§ **SHORT EXERCISE**: Find the lines that contain the word "第二次向右拐" and copy each one.

──────── STORED RECORDS

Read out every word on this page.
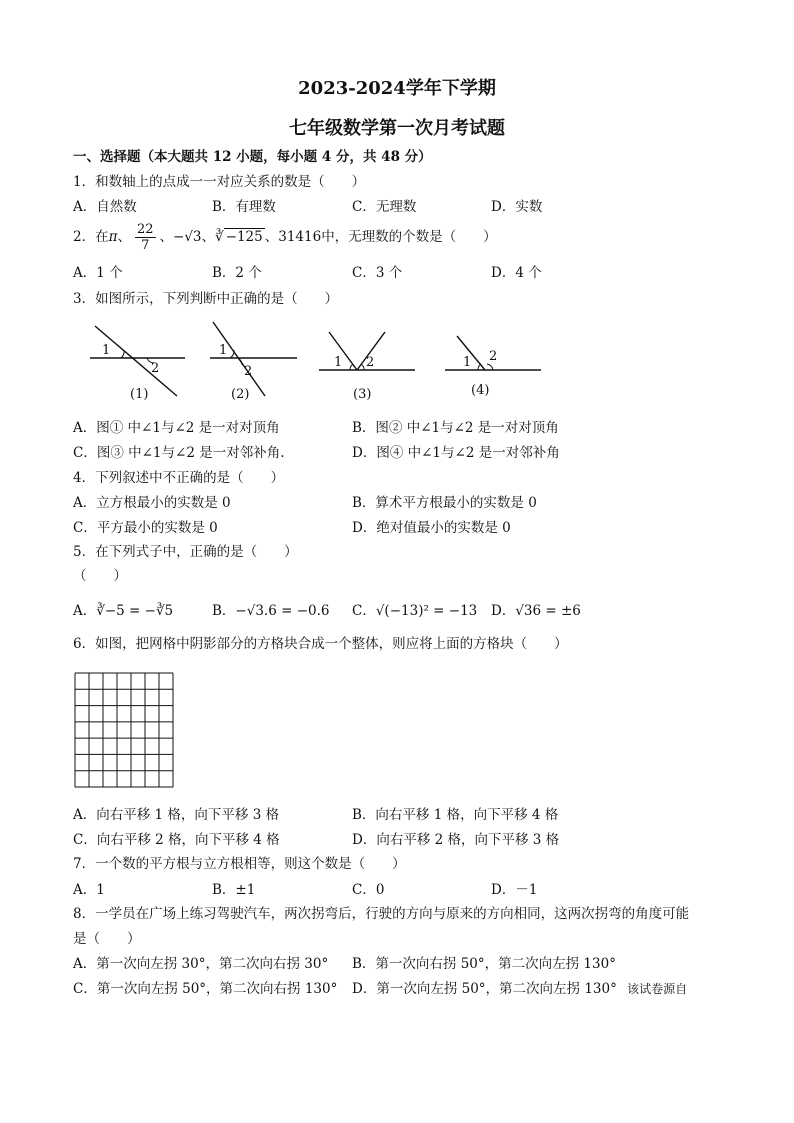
2023-2024学年下学期
七年级数学第一次月考试题
一、选择题（本大题共 12 小题，每小题 4 分，共 48 分）
1．和数轴上的点成一一对应关系的数是（　　）
A．自然数	B．有理数	C．无理数	D．实数
2．在π、 $\frac{22}{7}$ 、−√3、∛ −125 、31416中，无理数的个数是（　　）
A．1 个	B．2 个	C．3 个	D．4 个
3．如图所示，下列判断中正确的是（　　）
1
2
(1)
1
2
(2)
1 2
(3)
1 2
(4)
A．图① 中∠1与∠2 是一对对顶角	B．图② 中∠1与∠2 是一对对顶角
C．图③ 中∠1与∠2 是一对邻补角.	D．图④ 中∠1与∠2 是一对邻补角
4．下列叙述中不正确的是（　　）
A．立方根最小的实数是 0	B．算术平方根最小的实数是 0
C．平方最小的实数是 0	D．绝对值最小的实数是 0
5．在下列式子中，正确的是（　　）
（　　）
A．∛−5 = −∛5	B．−√3.6 = −0.6 C．√(−13)² = −13 D．√36 = ±6
6．如图，把网格中阴影部分的方格块合成一个整体，则应将上面的方格块（　　）
A．向右平移 1 格，向下平移 3 格	B．向右平移 1 格，向下平移 4 格
C．向右平移 2 格，向下平移 4 格	D．向右平移 2 格，向下平移 3 格
7．一个数的平方根与立方根相等，则这个数是（　　）
A．1	B．±1	C．0	D．－1
8．一学员在广场上练习驾驶汽车，两次拐弯后，行驶的方向与原来的方向相同，这两次拐弯的角度可能
是（　　）
A．第一次向左拐 30°，第二次向右拐 30° B．第一次向右拐 50°，第二次向左拐 130°
C．第一次向左拐 50°，第二次向右拐 130° D．第一次向左拐 50°，第二次向左拐 130° 该试卷源自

────────────────

§ **THE OUTPUT**:
A．第一次向左拐 30°，第二次向右拐 30° B．第一次向右拐 50°，第二次向左拐 130°
C．第一次向左拐 50°，第二次向右拐 130° D．第一次向左拐 50°，第二次向左拐 130° 该试卷源自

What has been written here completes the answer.